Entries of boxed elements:
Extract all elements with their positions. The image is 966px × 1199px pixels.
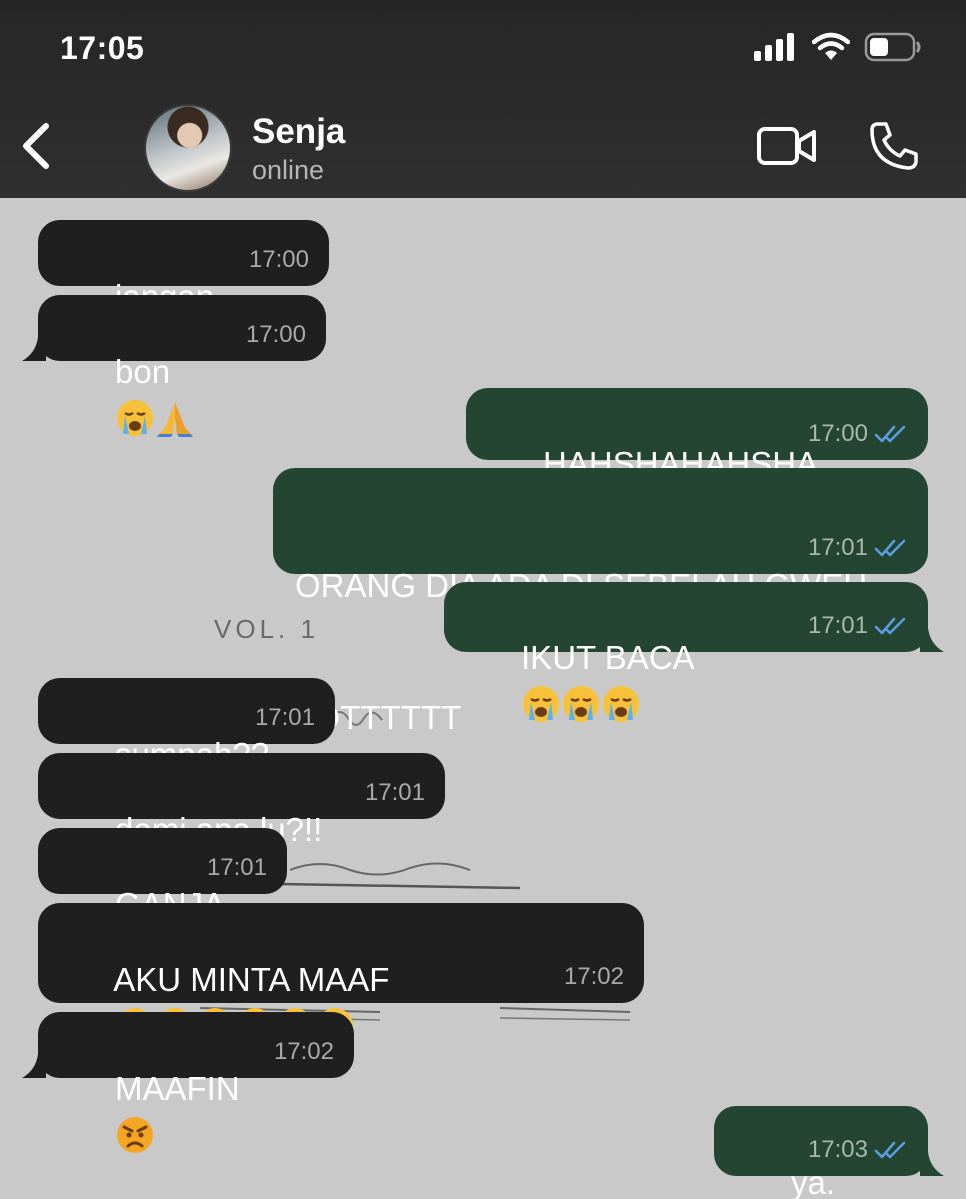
message-time: 17:02 <box>563 963 624 990</box>
bubble-tail <box>22 1054 46 1078</box>
message-bubble-outgoing[interactable]: ya. 17:03 <box>714 1106 944 1199</box>
message-text: MAAFIN <box>115 1070 240 1107</box>
message-bubble-outgoing[interactable]: ORANG DIA ADA DI SEBELAH GWEH TOTTTTTT 1… <box>273 468 928 736</box>
battery-icon <box>864 32 921 62</box>
bubble-tail <box>920 1152 944 1176</box>
status-time: 17:05 <box>60 30 145 66</box>
message-time: 17:01 <box>254 704 315 731</box>
cellular-signal-icon <box>754 33 794 61</box>
wifi-icon <box>812 32 850 60</box>
message-bubble-incoming[interactable]: MAAFIN 17:02 <box>22 1012 354 1154</box>
crying-face-emoji-icon <box>117 400 154 437</box>
message-time: 17:00 <box>807 420 868 447</box>
message-bubble-incoming[interactable]: bon 17:00 <box>22 295 326 438</box>
message-time: 17:02 <box>273 1038 334 1065</box>
message-time: 17:03 <box>807 1136 868 1163</box>
status-icons <box>754 32 922 62</box>
chat-header: 17:05 Senja online <box>0 0 966 198</box>
read-double-check-icon <box>874 424 908 444</box>
phone-call-icon[interactable] <box>868 120 920 172</box>
message-time: 17:01 <box>807 534 868 561</box>
back-chevron-icon[interactable] <box>18 118 58 174</box>
read-double-check-icon <box>874 538 908 558</box>
crying-face-emoji-icon <box>523 686 560 723</box>
message-time: 17:01 <box>206 854 267 881</box>
message-text: IKUT BACA <box>521 639 695 676</box>
message-text: ya. <box>791 1164 836 1199</box>
bubble-tail <box>920 628 944 652</box>
message-time: 17:01 <box>807 612 868 639</box>
read-double-check-icon <box>874 1140 908 1160</box>
contact-name[interactable]: Senja <box>252 112 345 152</box>
message-bubble-outgoing[interactable]: HAHSHAHAHSHA 17:00 <box>466 388 928 482</box>
message-bubble-incoming[interactable]: AKU MINTA MAAF 17:02 <box>38 903 644 1045</box>
message-time: 17:00 <box>245 321 306 348</box>
contact-status: online <box>252 155 325 185</box>
angry-face-emoji-icon <box>117 1117 154 1154</box>
message-bubble-outgoing[interactable]: IKUT BACA 17:01 <box>444 582 944 723</box>
read-double-check-icon <box>874 616 908 636</box>
chat-area[interactable]: VOL. 1 jangan 17:00 bon 17:00 HAHSHAHAHS… <box>0 198 966 1199</box>
message-time: 17:01 <box>364 779 425 806</box>
contact-avatar[interactable] <box>144 104 232 192</box>
message-time: 17:00 <box>248 246 309 273</box>
bubble-tail <box>22 337 46 361</box>
crying-face-emoji-icon <box>563 686 600 723</box>
crying-face-emoji-icon <box>603 686 640 723</box>
folded-hands-emoji-icon <box>157 402 194 438</box>
message-bubble-incoming[interactable]: jangan 17:00 <box>38 220 329 362</box>
message-text: bon <box>115 353 171 390</box>
message-text: AKU MINTA MAAF <box>113 961 390 998</box>
message-bubble-incoming[interactable]: sumpah?? 17:01 <box>38 678 335 773</box>
video-call-icon[interactable] <box>756 124 818 168</box>
message-bubble-incoming[interactable]: demi apa lu?!! 17:01 <box>38 753 445 895</box>
message-bubble-incoming[interactable]: GANJA 17:01 <box>38 828 287 923</box>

▶ [WHAT NEEDS TO BE DONE]
From the records above, pick out each line that contains the string "check" and reproduce those lines. Case matters when matching.

▶ [RESPONSE TO THIS TASK]
read-double-check-icon <box>874 424 908 444</box>
read-double-check-icon <box>874 538 908 558</box>
read-double-check-icon <box>874 1140 908 1160</box>
read-double-check-icon <box>874 616 908 636</box>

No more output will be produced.